___ TASK INPUT

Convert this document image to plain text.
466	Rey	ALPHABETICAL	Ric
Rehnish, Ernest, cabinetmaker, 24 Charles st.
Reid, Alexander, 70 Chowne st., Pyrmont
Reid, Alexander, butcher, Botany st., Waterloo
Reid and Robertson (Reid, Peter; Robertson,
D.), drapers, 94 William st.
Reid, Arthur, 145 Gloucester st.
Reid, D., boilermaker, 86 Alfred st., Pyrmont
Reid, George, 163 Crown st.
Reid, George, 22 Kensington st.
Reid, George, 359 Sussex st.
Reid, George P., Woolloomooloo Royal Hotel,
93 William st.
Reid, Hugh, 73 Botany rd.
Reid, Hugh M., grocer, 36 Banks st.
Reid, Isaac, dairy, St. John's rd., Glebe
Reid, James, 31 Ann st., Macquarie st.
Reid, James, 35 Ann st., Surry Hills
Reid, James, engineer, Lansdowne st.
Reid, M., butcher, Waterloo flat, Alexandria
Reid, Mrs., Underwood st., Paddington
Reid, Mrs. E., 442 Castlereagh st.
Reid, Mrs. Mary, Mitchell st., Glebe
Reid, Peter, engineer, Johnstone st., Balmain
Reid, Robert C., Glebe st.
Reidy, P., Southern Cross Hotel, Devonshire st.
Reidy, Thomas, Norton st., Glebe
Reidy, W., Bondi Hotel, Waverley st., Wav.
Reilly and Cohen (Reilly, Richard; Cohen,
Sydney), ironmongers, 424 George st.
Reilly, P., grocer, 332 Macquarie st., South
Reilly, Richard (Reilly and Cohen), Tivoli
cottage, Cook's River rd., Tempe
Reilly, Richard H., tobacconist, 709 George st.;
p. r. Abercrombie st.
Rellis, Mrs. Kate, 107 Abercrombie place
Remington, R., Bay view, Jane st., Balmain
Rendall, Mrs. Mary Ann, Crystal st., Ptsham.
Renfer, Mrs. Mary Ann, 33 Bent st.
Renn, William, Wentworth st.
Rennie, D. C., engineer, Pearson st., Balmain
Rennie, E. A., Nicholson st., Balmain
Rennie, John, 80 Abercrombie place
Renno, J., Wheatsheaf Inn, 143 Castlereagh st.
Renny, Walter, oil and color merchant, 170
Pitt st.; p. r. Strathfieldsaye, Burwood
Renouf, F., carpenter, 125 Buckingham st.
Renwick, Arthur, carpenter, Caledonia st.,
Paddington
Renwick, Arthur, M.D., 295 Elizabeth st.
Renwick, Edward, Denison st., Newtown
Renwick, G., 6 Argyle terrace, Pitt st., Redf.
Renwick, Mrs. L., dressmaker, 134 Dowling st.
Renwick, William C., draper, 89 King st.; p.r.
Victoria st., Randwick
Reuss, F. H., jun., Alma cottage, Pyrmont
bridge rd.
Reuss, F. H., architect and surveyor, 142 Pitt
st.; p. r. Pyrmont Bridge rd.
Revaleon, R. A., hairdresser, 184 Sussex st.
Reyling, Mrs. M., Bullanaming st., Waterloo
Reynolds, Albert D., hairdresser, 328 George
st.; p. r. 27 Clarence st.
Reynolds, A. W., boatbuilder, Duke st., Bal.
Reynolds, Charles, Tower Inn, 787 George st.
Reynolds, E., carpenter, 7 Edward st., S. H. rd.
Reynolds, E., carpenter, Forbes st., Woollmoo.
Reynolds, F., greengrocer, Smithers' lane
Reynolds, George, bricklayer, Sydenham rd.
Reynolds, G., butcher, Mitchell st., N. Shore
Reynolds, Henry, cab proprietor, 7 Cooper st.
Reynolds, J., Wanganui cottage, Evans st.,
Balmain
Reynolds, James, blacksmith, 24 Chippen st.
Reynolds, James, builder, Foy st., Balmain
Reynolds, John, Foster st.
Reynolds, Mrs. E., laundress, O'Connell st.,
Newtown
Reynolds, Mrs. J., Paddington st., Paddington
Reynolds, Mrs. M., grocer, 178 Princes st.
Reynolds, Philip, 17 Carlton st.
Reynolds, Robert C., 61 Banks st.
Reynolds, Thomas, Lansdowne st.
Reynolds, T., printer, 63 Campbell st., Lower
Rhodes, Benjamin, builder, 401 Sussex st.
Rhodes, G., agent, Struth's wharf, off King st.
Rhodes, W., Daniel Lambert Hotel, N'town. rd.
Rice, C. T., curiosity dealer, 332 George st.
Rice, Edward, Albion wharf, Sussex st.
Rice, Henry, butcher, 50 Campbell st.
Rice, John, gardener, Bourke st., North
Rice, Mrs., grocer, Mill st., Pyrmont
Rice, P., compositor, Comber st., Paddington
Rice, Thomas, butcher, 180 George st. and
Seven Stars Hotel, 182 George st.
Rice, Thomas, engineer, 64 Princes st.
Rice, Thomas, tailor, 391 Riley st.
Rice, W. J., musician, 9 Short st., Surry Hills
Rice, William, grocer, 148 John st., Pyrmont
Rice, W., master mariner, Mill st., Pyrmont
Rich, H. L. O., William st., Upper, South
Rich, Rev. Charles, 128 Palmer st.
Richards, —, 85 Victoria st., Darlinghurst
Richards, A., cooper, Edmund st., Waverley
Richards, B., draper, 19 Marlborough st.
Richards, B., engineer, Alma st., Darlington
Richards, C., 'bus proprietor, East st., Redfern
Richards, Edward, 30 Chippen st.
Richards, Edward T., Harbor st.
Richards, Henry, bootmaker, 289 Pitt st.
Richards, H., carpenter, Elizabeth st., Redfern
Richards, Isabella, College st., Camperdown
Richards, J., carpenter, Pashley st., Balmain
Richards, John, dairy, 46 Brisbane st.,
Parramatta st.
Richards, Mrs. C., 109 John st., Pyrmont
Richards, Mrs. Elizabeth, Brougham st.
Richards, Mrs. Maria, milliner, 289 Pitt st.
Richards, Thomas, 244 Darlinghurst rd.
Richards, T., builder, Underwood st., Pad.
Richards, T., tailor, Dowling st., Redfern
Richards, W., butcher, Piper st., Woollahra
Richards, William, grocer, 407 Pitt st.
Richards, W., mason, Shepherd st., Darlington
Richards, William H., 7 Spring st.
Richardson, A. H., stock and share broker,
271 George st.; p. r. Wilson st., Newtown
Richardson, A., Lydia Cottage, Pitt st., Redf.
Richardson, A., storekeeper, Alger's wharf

______

== GOAL OF THE EXERCISE ==
Select and copy every line from the records that includes the word "Dowling".

== SOLUTION ==
Renwick, Mrs. L., dressmaker, 134 Dowling st.
Richards, T., tailor, Dowling st., Redfern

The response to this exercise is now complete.